Exercise requirements :: Retype all the entries word for word, but omit the pictures.

Data records:
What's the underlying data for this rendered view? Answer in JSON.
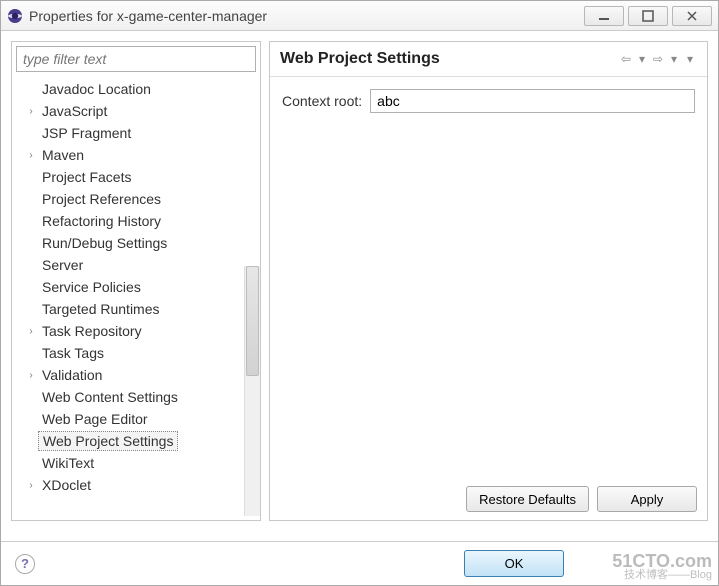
{
  "window": {
    "title": "Properties for x-game-center-manager"
  },
  "filter": {
    "placeholder": "type filter text"
  },
  "tree": [
    {
      "label": "Javadoc Location",
      "expandable": false
    },
    {
      "label": "JavaScript",
      "expandable": true
    },
    {
      "label": "JSP Fragment",
      "expandable": false
    },
    {
      "label": "Maven",
      "expandable": true
    },
    {
      "label": "Project Facets",
      "expandable": false
    },
    {
      "label": "Project References",
      "expandable": false
    },
    {
      "label": "Refactoring History",
      "expandable": false
    },
    {
      "label": "Run/Debug Settings",
      "expandable": false
    },
    {
      "label": "Server",
      "expandable": false
    },
    {
      "label": "Service Policies",
      "expandable": false
    },
    {
      "label": "Targeted Runtimes",
      "expandable": false
    },
    {
      "label": "Task Repository",
      "expandable": true
    },
    {
      "label": "Task Tags",
      "expandable": false
    },
    {
      "label": "Validation",
      "expandable": true
    },
    {
      "label": "Web Content Settings",
      "expandable": false
    },
    {
      "label": "Web Page Editor",
      "expandable": false
    },
    {
      "label": "Web Project Settings",
      "expandable": false,
      "selected": true
    },
    {
      "label": "WikiText",
      "expandable": false
    },
    {
      "label": "XDoclet",
      "expandable": true
    }
  ],
  "page": {
    "heading": "Web Project Settings",
    "context_root_label": "Context root:",
    "context_root_value": "abc"
  },
  "buttons": {
    "restore_defaults": "Restore Defaults",
    "apply": "Apply",
    "ok": "OK"
  },
  "watermark": {
    "main": "51CTO.com",
    "sub": "技术博客——Blog"
  }
}
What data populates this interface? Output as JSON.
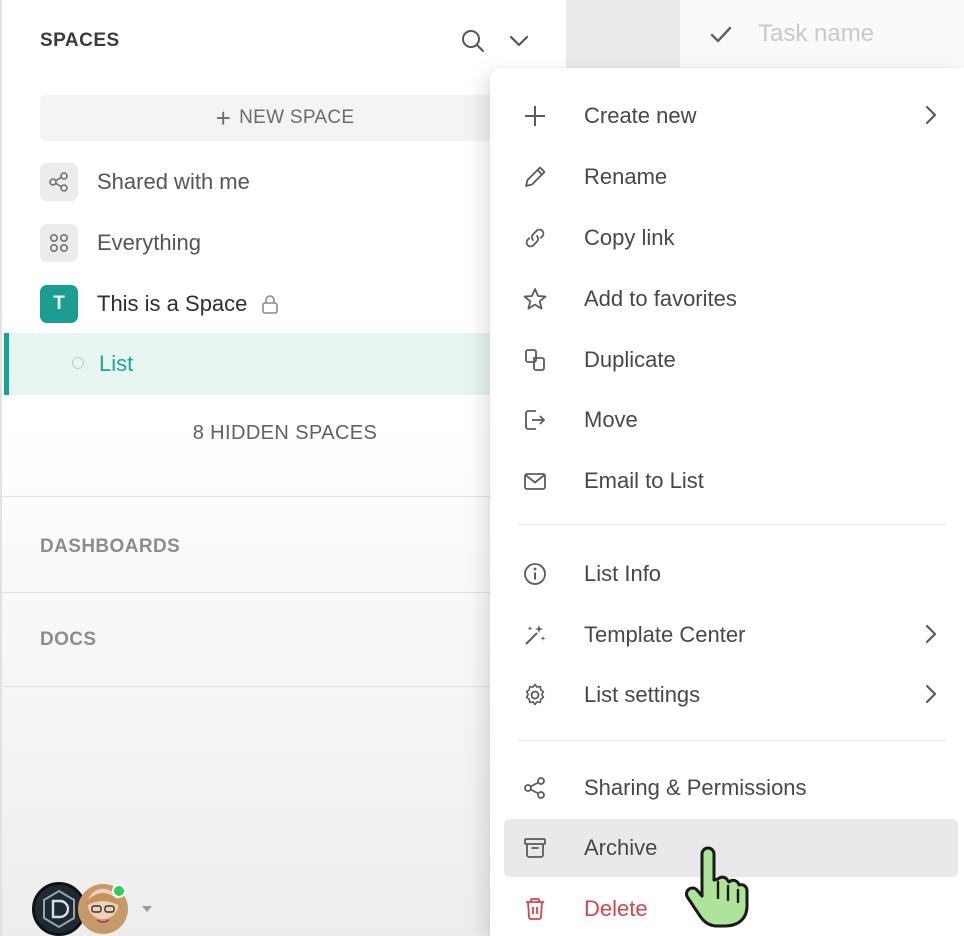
{
  "sidebar": {
    "spaces_header": "SPACES",
    "new_space_label": "NEW SPACE",
    "items": [
      {
        "label": "Shared with me",
        "icon": "share-icon"
      },
      {
        "label": "Everything",
        "icon": "grid-icon"
      }
    ],
    "space": {
      "badge": "T",
      "name": "This is a Space",
      "color": "#1a9e8f"
    },
    "list_item": "List",
    "hidden_spaces": "8 HIDDEN SPACES",
    "dashboards": "DASHBOARDS",
    "docs": "DOCS"
  },
  "main": {
    "task_placeholder": "Task name"
  },
  "menu": {
    "items": [
      {
        "label": "Create new",
        "icon": "plus-icon",
        "submenu": true
      },
      {
        "label": "Rename",
        "icon": "pencil-icon"
      },
      {
        "label": "Copy link",
        "icon": "link-icon"
      },
      {
        "label": "Add to favorites",
        "icon": "star-icon"
      },
      {
        "label": "Duplicate",
        "icon": "duplicate-icon"
      },
      {
        "label": "Move",
        "icon": "move-icon"
      },
      {
        "label": "Email to List",
        "icon": "email-icon"
      },
      {
        "label": "List Info",
        "icon": "info-icon"
      },
      {
        "label": "Template Center",
        "icon": "wand-icon",
        "submenu": true
      },
      {
        "label": "List settings",
        "icon": "gear-icon",
        "submenu": true
      },
      {
        "label": "Sharing & Permissions",
        "icon": "share-icon"
      },
      {
        "label": "Archive",
        "icon": "archive-icon",
        "hovered": true
      },
      {
        "label": "Delete",
        "icon": "trash-icon",
        "danger": true
      }
    ]
  },
  "colors": {
    "accent": "#13a592",
    "danger": "#d4454c",
    "hover": "#e9e9eb"
  }
}
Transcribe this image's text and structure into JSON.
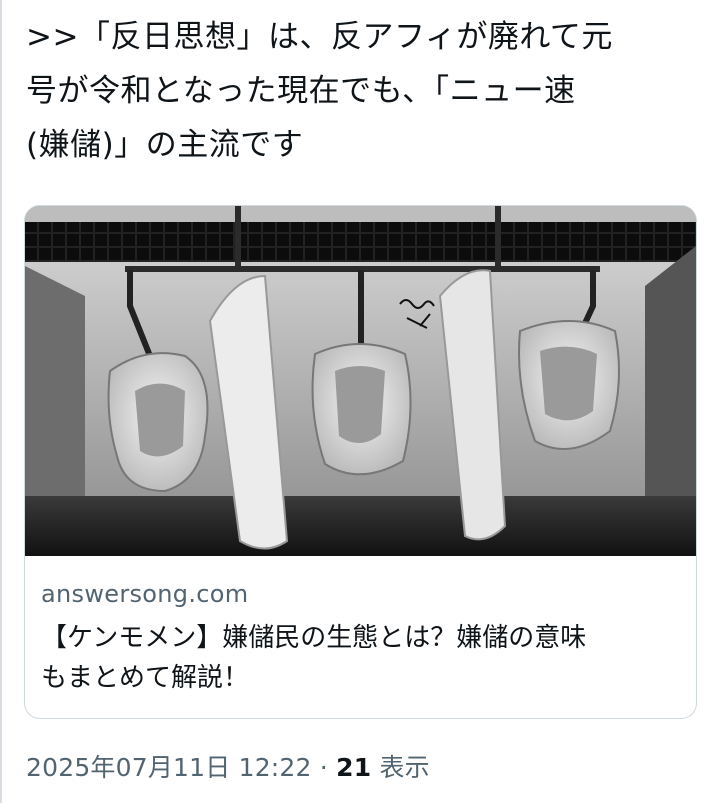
{
  "tweet": {
    "text": ">>「反日思想」は、反アフィが廃れて元\n号が令和となった現在でも、「ニュー速\n(嫌儲)」の主流です"
  },
  "card": {
    "image_description": "Black-and-white photo of three urinals separated by two partitions",
    "domain": "answersong.com",
    "title": "【ケンモメン】嫌儲民の生態とは？嫌儲の意味\nもまとめて解説！"
  },
  "meta": {
    "timestamp": "2025年07月11日 12:22",
    "separator": " · ",
    "views_count": "21",
    "views_label": " 表示"
  },
  "colors": {
    "text_primary": "#0f1419",
    "text_secondary": "#536471",
    "card_border": "#cfd9de"
  }
}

Correct response ::
What's the underlying data for this rendered view? Answer in JSON.
{
  "window": {
    "title": "Properties for x-game-center-manager"
  },
  "filter": {
    "placeholder": "type filter text"
  },
  "tree": [
    {
      "label": "Javadoc Location",
      "expandable": false
    },
    {
      "label": "JavaScript",
      "expandable": true
    },
    {
      "label": "JSP Fragment",
      "expandable": false
    },
    {
      "label": "Maven",
      "expandable": true
    },
    {
      "label": "Project Facets",
      "expandable": false
    },
    {
      "label": "Project References",
      "expandable": false
    },
    {
      "label": "Refactoring History",
      "expandable": false
    },
    {
      "label": "Run/Debug Settings",
      "expandable": false
    },
    {
      "label": "Server",
      "expandable": false
    },
    {
      "label": "Service Policies",
      "expandable": false
    },
    {
      "label": "Targeted Runtimes",
      "expandable": false
    },
    {
      "label": "Task Repository",
      "expandable": true
    },
    {
      "label": "Task Tags",
      "expandable": false
    },
    {
      "label": "Validation",
      "expandable": true
    },
    {
      "label": "Web Content Settings",
      "expandable": false
    },
    {
      "label": "Web Page Editor",
      "expandable": false
    },
    {
      "label": "Web Project Settings",
      "expandable": false,
      "selected": true
    },
    {
      "label": "WikiText",
      "expandable": false
    },
    {
      "label": "XDoclet",
      "expandable": true
    }
  ],
  "page": {
    "heading": "Web Project Settings",
    "context_root_label": "Context root:",
    "context_root_value": "abc"
  },
  "buttons": {
    "restore_defaults": "Restore Defaults",
    "apply": "Apply",
    "ok": "OK"
  },
  "watermark": {
    "main": "51CTO.com",
    "sub": "技术博客——Blog"
  }
}
What data populates this interface? Output as JSON.
{
  "sidebar": {
    "spaces_header": "SPACES",
    "new_space_label": "NEW SPACE",
    "items": [
      {
        "label": "Shared with me",
        "icon": "share-icon"
      },
      {
        "label": "Everything",
        "icon": "grid-icon"
      }
    ],
    "space": {
      "badge": "T",
      "name": "This is a Space",
      "color": "#1a9e8f"
    },
    "list_item": "List",
    "hidden_spaces": "8 HIDDEN SPACES",
    "dashboards": "DASHBOARDS",
    "docs": "DOCS"
  },
  "main": {
    "task_placeholder": "Task name"
  },
  "menu": {
    "items": [
      {
        "label": "Create new",
        "icon": "plus-icon",
        "submenu": true
      },
      {
        "label": "Rename",
        "icon": "pencil-icon"
      },
      {
        "label": "Copy link",
        "icon": "link-icon"
      },
      {
        "label": "Add to favorites",
        "icon": "star-icon"
      },
      {
        "label": "Duplicate",
        "icon": "duplicate-icon"
      },
      {
        "label": "Move",
        "icon": "move-icon"
      },
      {
        "label": "Email to List",
        "icon": "email-icon"
      },
      {
        "label": "List Info",
        "icon": "info-icon"
      },
      {
        "label": "Template Center",
        "icon": "wand-icon",
        "submenu": true
      },
      {
        "label": "List settings",
        "icon": "gear-icon",
        "submenu": true
      },
      {
        "label": "Sharing & Permissions",
        "icon": "share-icon"
      },
      {
        "label": "Archive",
        "icon": "archive-icon",
        "hovered": true
      },
      {
        "label": "Delete",
        "icon": "trash-icon",
        "danger": true
      }
    ]
  },
  "colors": {
    "accent": "#13a592",
    "danger": "#d4454c",
    "hover": "#e9e9eb"
  }
}
Transcribe this image's text and structure into JSON.
{
  "tweet": {
    "text": ">>「反日思想」は、反アフィが廃れて元\n号が令和となった現在でも、「ニュー速\n(嫌儲)」の主流です"
  },
  "card": {
    "image_description": "Black-and-white photo of three urinals separated by two partitions",
    "domain": "answersong.com",
    "title": "【ケンモメン】嫌儲民の生態とは？嫌儲の意味\nもまとめて解説！"
  },
  "meta": {
    "timestamp": "2025年07月11日 12:22",
    "separator": " · ",
    "views_count": "21",
    "views_label": " 表示"
  },
  "colors": {
    "text_primary": "#0f1419",
    "text_secondary": "#536471",
    "card_border": "#cfd9de"
  }
}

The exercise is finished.